═════ Data records ═════

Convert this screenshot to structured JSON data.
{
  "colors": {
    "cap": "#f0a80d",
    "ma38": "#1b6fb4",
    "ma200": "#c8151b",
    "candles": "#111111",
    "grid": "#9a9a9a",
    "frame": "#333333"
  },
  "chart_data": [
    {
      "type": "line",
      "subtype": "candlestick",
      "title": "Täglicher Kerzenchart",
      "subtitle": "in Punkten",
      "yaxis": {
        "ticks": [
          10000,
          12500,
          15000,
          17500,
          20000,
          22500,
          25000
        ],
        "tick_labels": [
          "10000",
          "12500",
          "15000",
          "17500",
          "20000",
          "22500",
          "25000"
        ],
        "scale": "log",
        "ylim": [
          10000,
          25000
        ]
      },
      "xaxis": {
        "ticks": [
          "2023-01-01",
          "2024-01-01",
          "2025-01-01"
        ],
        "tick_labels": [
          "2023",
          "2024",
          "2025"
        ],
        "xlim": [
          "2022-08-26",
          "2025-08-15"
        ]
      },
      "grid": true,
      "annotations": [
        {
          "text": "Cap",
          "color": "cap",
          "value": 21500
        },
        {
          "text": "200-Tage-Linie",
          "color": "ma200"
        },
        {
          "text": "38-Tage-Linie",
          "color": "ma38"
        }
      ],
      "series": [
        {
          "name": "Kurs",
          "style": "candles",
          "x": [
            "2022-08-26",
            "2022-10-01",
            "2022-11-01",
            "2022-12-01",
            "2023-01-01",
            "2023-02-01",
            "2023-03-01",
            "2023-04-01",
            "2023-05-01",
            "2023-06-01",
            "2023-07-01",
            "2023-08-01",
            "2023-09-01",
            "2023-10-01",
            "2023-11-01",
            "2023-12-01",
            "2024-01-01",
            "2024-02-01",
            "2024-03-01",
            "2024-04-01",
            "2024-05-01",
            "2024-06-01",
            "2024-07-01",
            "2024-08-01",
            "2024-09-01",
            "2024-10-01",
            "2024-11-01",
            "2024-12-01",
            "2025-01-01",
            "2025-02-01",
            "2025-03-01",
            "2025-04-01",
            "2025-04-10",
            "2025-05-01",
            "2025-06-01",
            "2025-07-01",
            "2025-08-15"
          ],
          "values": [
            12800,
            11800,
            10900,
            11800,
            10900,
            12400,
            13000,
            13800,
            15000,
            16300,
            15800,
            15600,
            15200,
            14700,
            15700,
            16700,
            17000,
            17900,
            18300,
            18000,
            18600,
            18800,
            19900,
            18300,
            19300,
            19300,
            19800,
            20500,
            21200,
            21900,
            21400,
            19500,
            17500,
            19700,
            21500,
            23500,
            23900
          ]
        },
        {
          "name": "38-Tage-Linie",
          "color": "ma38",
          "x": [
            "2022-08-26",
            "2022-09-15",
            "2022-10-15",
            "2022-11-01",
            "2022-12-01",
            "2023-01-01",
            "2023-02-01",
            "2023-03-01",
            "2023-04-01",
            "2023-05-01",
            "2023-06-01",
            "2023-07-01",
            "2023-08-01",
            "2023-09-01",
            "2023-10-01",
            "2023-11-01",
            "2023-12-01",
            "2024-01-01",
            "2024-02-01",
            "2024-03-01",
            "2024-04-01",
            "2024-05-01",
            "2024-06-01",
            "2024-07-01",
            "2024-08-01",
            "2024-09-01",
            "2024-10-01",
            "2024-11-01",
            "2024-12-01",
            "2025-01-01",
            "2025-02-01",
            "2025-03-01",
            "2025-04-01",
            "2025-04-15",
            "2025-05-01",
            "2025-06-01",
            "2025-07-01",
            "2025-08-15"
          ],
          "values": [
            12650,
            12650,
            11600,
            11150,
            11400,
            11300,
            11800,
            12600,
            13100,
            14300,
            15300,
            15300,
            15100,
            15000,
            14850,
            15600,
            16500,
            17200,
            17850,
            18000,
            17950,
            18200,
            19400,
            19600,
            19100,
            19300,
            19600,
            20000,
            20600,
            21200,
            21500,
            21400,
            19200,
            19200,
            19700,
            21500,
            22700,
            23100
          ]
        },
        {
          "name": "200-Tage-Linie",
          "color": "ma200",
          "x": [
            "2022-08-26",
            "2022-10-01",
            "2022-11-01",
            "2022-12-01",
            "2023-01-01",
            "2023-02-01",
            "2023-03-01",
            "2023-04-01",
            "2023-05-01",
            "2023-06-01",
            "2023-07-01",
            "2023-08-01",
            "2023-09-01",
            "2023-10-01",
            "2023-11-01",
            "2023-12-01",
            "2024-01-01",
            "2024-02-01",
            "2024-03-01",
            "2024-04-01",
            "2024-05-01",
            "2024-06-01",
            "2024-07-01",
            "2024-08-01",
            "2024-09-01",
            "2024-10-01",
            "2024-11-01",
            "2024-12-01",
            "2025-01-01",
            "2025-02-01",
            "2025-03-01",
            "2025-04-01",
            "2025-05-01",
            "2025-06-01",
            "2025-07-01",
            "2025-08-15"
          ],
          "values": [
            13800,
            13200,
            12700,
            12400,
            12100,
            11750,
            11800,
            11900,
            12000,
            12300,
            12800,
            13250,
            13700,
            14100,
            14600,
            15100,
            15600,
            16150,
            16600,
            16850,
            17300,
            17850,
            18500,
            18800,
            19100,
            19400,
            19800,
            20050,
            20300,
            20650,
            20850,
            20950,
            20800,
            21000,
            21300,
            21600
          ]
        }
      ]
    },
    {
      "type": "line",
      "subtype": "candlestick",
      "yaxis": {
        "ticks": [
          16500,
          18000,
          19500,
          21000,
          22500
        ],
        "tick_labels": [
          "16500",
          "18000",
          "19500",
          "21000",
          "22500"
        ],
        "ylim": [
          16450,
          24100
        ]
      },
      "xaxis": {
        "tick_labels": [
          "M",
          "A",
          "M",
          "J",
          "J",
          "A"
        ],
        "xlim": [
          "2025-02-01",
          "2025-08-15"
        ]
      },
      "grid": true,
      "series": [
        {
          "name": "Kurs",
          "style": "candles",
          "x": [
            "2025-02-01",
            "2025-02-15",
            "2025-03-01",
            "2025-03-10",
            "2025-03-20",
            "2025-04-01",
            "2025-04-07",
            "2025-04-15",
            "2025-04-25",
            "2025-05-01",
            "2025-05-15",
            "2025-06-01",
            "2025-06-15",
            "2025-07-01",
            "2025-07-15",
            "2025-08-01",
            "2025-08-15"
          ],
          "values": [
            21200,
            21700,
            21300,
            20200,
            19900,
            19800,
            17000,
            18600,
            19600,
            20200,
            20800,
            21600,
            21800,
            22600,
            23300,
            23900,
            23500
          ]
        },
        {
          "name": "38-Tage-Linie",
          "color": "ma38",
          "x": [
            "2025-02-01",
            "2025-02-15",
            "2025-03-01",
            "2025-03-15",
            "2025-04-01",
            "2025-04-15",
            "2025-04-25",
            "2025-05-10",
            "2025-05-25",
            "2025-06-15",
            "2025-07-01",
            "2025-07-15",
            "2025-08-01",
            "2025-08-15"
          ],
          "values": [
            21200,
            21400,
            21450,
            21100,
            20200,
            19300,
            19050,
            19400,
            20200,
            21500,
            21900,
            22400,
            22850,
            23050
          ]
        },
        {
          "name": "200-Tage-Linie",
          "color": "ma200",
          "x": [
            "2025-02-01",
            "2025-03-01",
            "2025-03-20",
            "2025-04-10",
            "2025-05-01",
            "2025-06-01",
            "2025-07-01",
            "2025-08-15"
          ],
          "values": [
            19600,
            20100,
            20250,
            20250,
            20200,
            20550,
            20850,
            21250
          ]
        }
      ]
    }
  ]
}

═════

> Aim:
Every record shown above must be echoed exactly.

> The output:
Convert this screenshot to structured JSON data.
{
  "colors": {
    "cap": "#f0a80d",
    "ma38": "#1b6fb4",
    "ma200": "#c8151b",
    "candles": "#111111",
    "grid": "#9a9a9a",
    "frame": "#333333"
  },
  "chart_data": [
    {
      "type": "line",
      "subtype": "candlestick",
      "title": "Täglicher Kerzenchart",
      "subtitle": "in Punkten",
      "yaxis": {
        "ticks": [
          10000,
          12500,
          15000,
          17500,
          20000,
          22500,
          25000
        ],
        "tick_labels": [
          "10000",
          "12500",
          "15000",
          "17500",
          "20000",
          "22500",
          "25000"
        ],
        "scale": "log",
        "ylim": [
          10000,
          25000
        ]
      },
      "xaxis": {
        "ticks": [
          "2023-01-01",
          "2024-01-01",
          "2025-01-01"
        ],
        "tick_labels": [
          "2023",
          "2024",
          "2025"
        ],
        "xlim": [
          "2022-08-26",
          "2025-08-15"
        ]
      },
      "grid": true,
      "annotations": [
        {
          "text": "Cap",
          "color": "cap",
          "value": 21500
        },
        {
          "text": "200-Tage-Linie",
          "color": "ma200"
        },
        {
          "text": "38-Tage-Linie",
          "color": "ma38"
        }
      ],
      "series": [
        {
          "name": "Kurs",
          "style": "candles",
          "x": [
            "2022-08-26",
            "2022-10-01",
            "2022-11-01",
            "2022-12-01",
            "2023-01-01",
            "2023-02-01",
            "2023-03-01",
            "2023-04-01",
            "2023-05-01",
            "2023-06-01",
            "2023-07-01",
            "2023-08-01",
            "2023-09-01",
            "2023-10-01",
            "2023-11-01",
            "2023-12-01",
            "2024-01-01",
            "2024-02-01",
            "2024-03-01",
            "2024-04-01",
            "2024-05-01",
            "2024-06-01",
            "2024-07-01",
            "2024-08-01",
            "2024-09-01",
            "2024-10-01",
            "2024-11-01",
            "2024-12-01",
            "2025-01-01",
            "2025-02-01",
            "2025-03-01",
            "2025-04-01",
            "2025-04-10",
            "2025-05-01",
            "2025-06-01",
            "2025-07-01",
            "2025-08-15"
          ],
          "values": [
            12800,
            11800,
            10900,
            11800,
            10900,
            12400,
            13000,
            13800,
            15000,
            16300,
            15800,
            15600,
            15200,
            14700,
            15700,
            16700,
            17000,
            17900,
            18300,
            18000,
            18600,
            18800,
            19900,
            18300,
            19300,
            19300,
            19800,
            20500,
            21200,
            21900,
            21400,
            19500,
            17500,
            19700,
            21500,
            23500,
            23900
          ]
        },
        {
          "name": "38-Tage-Linie",
          "color": "ma38",
          "x": [
            "2022-08-26",
            "2022-09-15",
            "2022-10-15",
            "2022-11-01",
            "2022-12-01",
            "2023-01-01",
            "2023-02-01",
            "2023-03-01",
            "2023-04-01",
            "2023-05-01",
            "2023-06-01",
            "2023-07-01",
            "2023-08-01",
            "2023-09-01",
            "2023-10-01",
            "2023-11-01",
            "2023-12-01",
            "2024-01-01",
            "2024-02-01",
            "2024-03-01",
            "2024-04-01",
            "2024-05-01",
            "2024-06-01",
            "2024-07-01",
            "2024-08-01",
            "2024-09-01",
            "2024-10-01",
            "2024-11-01",
            "2024-12-01",
            "2025-01-01",
            "2025-02-01",
            "2025-03-01",
            "2025-04-01",
            "2025-04-15",
            "2025-05-01",
            "2025-06-01",
            "2025-07-01",
            "2025-08-15"
          ],
          "values": [
            12650,
            12650,
            11600,
            11150,
            11400,
            11300,
            11800,
            12600,
            13100,
            14300,
            15300,
            15300,
            15100,
            15000,
            14850,
            15600,
            16500,
            17200,
            17850,
            18000,
            17950,
            18200,
            19400,
            19600,
            19100,
            19300,
            19600,
            20000,
            20600,
            21200,
            21500,
            21400,
            19200,
            19200,
            19700,
            21500,
            22700,
            23100
          ]
        },
        {
          "name": "200-Tage-Linie",
          "color": "ma200",
          "x": [
            "2022-08-26",
            "2022-10-01",
            "2022-11-01",
            "2022-12-01",
            "2023-01-01",
            "2023-02-01",
            "2023-03-01",
            "2023-04-01",
            "2023-05-01",
            "2023-06-01",
            "2023-07-01",
            "2023-08-01",
            "2023-09-01",
            "2023-10-01",
            "2023-11-01",
            "2023-12-01",
            "2024-01-01",
            "2024-02-01",
            "2024-03-01",
            "2024-04-01",
            "2024-05-01",
            "2024-06-01",
            "2024-07-01",
            "2024-08-01",
            "2024-09-01",
            "2024-10-01",
            "2024-11-01",
            "2024-12-01",
            "2025-01-01",
            "2025-02-01",
            "2025-03-01",
            "2025-04-01",
            "2025-05-01",
            "2025-06-01",
            "2025-07-01",
            "2025-08-15"
          ],
          "values": [
            13800,
            13200,
            12700,
            12400,
            12100,
            11750,
            11800,
            11900,
            12000,
            12300,
            12800,
            13250,
            13700,
            14100,
            14600,
            15100,
            15600,
            16150,
            16600,
            16850,
            17300,
            17850,
            18500,
            18800,
            19100,
            19400,
            19800,
            20050,
            20300,
            20650,
            20850,
            20950,
            20800,
            21000,
            21300,
            21600
          ]
        }
      ]
    },
    {
      "type": "line",
      "subtype": "candlestick",
      "yaxis": {
        "ticks": [
          16500,
          18000,
          19500,
          21000,
          22500
        ],
        "tick_labels": [
          "16500",
          "18000",
          "19500",
          "21000",
          "22500"
        ],
        "ylim": [
          16450,
          24100
        ]
      },
      "xaxis": {
        "tick_labels": [
          "M",
          "A",
          "M",
          "J",
          "J",
          "A"
        ],
        "xlim": [
          "2025-02-01",
          "2025-08-15"
        ]
      },
      "grid": true,
      "series": [
        {
          "name": "Kurs",
          "style": "candles",
          "x": [
            "2025-02-01",
            "2025-02-15",
            "2025-03-01",
            "2025-03-10",
            "2025-03-20",
            "2025-04-01",
            "2025-04-07",
            "2025-04-15",
            "2025-04-25",
            "2025-05-01",
            "2025-05-15",
            "2025-06-01",
            "2025-06-15",
            "2025-07-01",
            "2025-07-15",
            "2025-08-01",
            "2025-08-15"
          ],
          "values": [
            21200,
            21700,
            21300,
            20200,
            19900,
            19800,
            17000,
            18600,
            19600,
            20200,
            20800,
            21600,
            21800,
            22600,
            23300,
            23900,
            23500
          ]
        },
        {
          "name": "38-Tage-Linie",
          "color": "ma38",
          "x": [
            "2025-02-01",
            "2025-02-15",
            "2025-03-01",
            "2025-03-15",
            "2025-04-01",
            "2025-04-15",
            "2025-04-25",
            "2025-05-10",
            "2025-05-25",
            "2025-06-15",
            "2025-07-01",
            "2025-07-15",
            "2025-08-01",
            "2025-08-15"
          ],
          "values": [
            21200,
            21400,
            21450,
            21100,
            20200,
            19300,
            19050,
            19400,
            20200,
            21500,
            21900,
            22400,
            22850,
            23050
          ]
        },
        {
          "name": "200-Tage-Linie",
          "color": "ma200",
          "x": [
            "2025-02-01",
            "2025-03-01",
            "2025-03-20",
            "2025-04-10",
            "2025-05-01",
            "2025-06-01",
            "2025-07-01",
            "2025-08-15"
          ],
          "values": [
            19600,
            20100,
            20250,
            20250,
            20200,
            20550,
            20850,
            21250
          ]
        }
      ]
    }
  ]
}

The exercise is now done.